Top of Supplied data

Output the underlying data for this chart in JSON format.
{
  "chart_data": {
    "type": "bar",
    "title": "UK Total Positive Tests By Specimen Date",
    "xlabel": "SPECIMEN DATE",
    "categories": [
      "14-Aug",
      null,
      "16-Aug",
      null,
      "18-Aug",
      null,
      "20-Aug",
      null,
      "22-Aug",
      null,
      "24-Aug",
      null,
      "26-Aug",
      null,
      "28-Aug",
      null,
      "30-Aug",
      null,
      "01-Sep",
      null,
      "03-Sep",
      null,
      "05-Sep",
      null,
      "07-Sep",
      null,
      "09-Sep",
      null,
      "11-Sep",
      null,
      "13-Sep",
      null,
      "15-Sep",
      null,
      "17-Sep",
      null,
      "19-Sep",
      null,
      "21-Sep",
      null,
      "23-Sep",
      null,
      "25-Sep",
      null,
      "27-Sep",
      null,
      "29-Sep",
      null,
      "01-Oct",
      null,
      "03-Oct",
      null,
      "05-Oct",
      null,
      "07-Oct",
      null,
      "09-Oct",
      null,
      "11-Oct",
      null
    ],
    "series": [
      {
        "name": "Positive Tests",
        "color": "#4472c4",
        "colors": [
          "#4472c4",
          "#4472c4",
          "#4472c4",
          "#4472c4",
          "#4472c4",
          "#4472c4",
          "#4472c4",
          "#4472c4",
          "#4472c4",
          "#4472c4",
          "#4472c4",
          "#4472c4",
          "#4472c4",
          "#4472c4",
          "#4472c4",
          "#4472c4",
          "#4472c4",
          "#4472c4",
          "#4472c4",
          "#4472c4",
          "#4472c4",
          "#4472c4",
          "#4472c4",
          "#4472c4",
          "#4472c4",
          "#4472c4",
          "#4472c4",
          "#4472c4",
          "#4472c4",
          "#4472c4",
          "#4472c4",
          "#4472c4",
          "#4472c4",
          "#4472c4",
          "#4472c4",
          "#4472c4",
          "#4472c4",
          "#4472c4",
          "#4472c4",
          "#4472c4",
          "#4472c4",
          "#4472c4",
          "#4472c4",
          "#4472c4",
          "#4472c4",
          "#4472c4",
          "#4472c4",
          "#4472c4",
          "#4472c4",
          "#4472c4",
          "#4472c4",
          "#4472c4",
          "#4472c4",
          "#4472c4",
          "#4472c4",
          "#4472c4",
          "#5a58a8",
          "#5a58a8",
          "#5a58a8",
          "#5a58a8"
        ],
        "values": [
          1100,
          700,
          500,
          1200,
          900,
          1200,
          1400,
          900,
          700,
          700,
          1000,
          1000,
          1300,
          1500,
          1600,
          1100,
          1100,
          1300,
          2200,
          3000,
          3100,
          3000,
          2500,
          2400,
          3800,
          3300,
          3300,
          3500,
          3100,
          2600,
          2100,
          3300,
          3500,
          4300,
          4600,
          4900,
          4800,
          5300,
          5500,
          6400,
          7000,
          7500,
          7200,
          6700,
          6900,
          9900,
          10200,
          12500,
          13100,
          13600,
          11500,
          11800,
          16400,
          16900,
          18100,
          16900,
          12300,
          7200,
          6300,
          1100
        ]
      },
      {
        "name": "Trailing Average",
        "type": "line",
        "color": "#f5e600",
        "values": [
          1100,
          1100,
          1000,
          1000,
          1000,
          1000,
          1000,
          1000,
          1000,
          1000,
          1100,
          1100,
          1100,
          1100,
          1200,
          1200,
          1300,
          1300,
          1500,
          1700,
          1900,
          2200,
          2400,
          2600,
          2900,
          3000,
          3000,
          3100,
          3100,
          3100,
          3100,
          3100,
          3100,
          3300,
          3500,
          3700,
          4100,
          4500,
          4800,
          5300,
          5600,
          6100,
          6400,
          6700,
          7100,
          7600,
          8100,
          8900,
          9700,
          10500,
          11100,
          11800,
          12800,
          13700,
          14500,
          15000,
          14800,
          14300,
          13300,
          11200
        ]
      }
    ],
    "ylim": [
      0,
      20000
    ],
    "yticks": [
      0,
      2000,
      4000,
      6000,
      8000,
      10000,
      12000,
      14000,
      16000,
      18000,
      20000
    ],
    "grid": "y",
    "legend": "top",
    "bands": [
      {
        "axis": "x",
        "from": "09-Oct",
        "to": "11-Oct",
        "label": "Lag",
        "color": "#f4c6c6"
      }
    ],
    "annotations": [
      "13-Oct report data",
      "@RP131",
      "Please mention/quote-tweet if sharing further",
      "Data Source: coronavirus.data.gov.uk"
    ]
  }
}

Bottom of Supplied data

__Work item__.
Output the entire listing exactly, including each line.

__Result__.
Output the underlying data for this chart in JSON format.
{
  "chart_data": {
    "type": "bar",
    "title": "UK Total Positive Tests By Specimen Date",
    "xlabel": "SPECIMEN DATE",
    "categories": [
      "14-Aug",
      null,
      "16-Aug",
      null,
      "18-Aug",
      null,
      "20-Aug",
      null,
      "22-Aug",
      null,
      "24-Aug",
      null,
      "26-Aug",
      null,
      "28-Aug",
      null,
      "30-Aug",
      null,
      "01-Sep",
      null,
      "03-Sep",
      null,
      "05-Sep",
      null,
      "07-Sep",
      null,
      "09-Sep",
      null,
      "11-Sep",
      null,
      "13-Sep",
      null,
      "15-Sep",
      null,
      "17-Sep",
      null,
      "19-Sep",
      null,
      "21-Sep",
      null,
      "23-Sep",
      null,
      "25-Sep",
      null,
      "27-Sep",
      null,
      "29-Sep",
      null,
      "01-Oct",
      null,
      "03-Oct",
      null,
      "05-Oct",
      null,
      "07-Oct",
      null,
      "09-Oct",
      null,
      "11-Oct",
      null
    ],
    "series": [
      {
        "name": "Positive Tests",
        "color": "#4472c4",
        "colors": [
          "#4472c4",
          "#4472c4",
          "#4472c4",
          "#4472c4",
          "#4472c4",
          "#4472c4",
          "#4472c4",
          "#4472c4",
          "#4472c4",
          "#4472c4",
          "#4472c4",
          "#4472c4",
          "#4472c4",
          "#4472c4",
          "#4472c4",
          "#4472c4",
          "#4472c4",
          "#4472c4",
          "#4472c4",
          "#4472c4",
          "#4472c4",
          "#4472c4",
          "#4472c4",
          "#4472c4",
          "#4472c4",
          "#4472c4",
          "#4472c4",
          "#4472c4",
          "#4472c4",
          "#4472c4",
          "#4472c4",
          "#4472c4",
          "#4472c4",
          "#4472c4",
          "#4472c4",
          "#4472c4",
          "#4472c4",
          "#4472c4",
          "#4472c4",
          "#4472c4",
          "#4472c4",
          "#4472c4",
          "#4472c4",
          "#4472c4",
          "#4472c4",
          "#4472c4",
          "#4472c4",
          "#4472c4",
          "#4472c4",
          "#4472c4",
          "#4472c4",
          "#4472c4",
          "#4472c4",
          "#4472c4",
          "#4472c4",
          "#4472c4",
          "#5a58a8",
          "#5a58a8",
          "#5a58a8",
          "#5a58a8"
        ],
        "values": [
          1100,
          700,
          500,
          1200,
          900,
          1200,
          1400,
          900,
          700,
          700,
          1000,
          1000,
          1300,
          1500,
          1600,
          1100,
          1100,
          1300,
          2200,
          3000,
          3100,
          3000,
          2500,
          2400,
          3800,
          3300,
          3300,
          3500,
          3100,
          2600,
          2100,
          3300,
          3500,
          4300,
          4600,
          4900,
          4800,
          5300,
          5500,
          6400,
          7000,
          7500,
          7200,
          6700,
          6900,
          9900,
          10200,
          12500,
          13100,
          13600,
          11500,
          11800,
          16400,
          16900,
          18100,
          16900,
          12300,
          7200,
          6300,
          1100
        ]
      },
      {
        "name": "Trailing Average",
        "type": "line",
        "color": "#f5e600",
        "values": [
          1100,
          1100,
          1000,
          1000,
          1000,
          1000,
          1000,
          1000,
          1000,
          1000,
          1100,
          1100,
          1100,
          1100,
          1200,
          1200,
          1300,
          1300,
          1500,
          1700,
          1900,
          2200,
          2400,
          2600,
          2900,
          3000,
          3000,
          3100,
          3100,
          3100,
          3100,
          3100,
          3100,
          3300,
          3500,
          3700,
          4100,
          4500,
          4800,
          5300,
          5600,
          6100,
          6400,
          6700,
          7100,
          7600,
          8100,
          8900,
          9700,
          10500,
          11100,
          11800,
          12800,
          13700,
          14500,
          15000,
          14800,
          14300,
          13300,
          11200
        ]
      }
    ],
    "ylim": [
      0,
      20000
    ],
    "yticks": [
      0,
      2000,
      4000,
      6000,
      8000,
      10000,
      12000,
      14000,
      16000,
      18000,
      20000
    ],
    "grid": "y",
    "legend": "top",
    "bands": [
      {
        "axis": "x",
        "from": "09-Oct",
        "to": "11-Oct",
        "label": "Lag",
        "color": "#f4c6c6"
      }
    ],
    "annotations": [
      "13-Oct report data",
      "@RP131",
      "Please mention/quote-tweet if sharing further",
      "Data Source: coronavirus.data.gov.uk"
    ]
  }
}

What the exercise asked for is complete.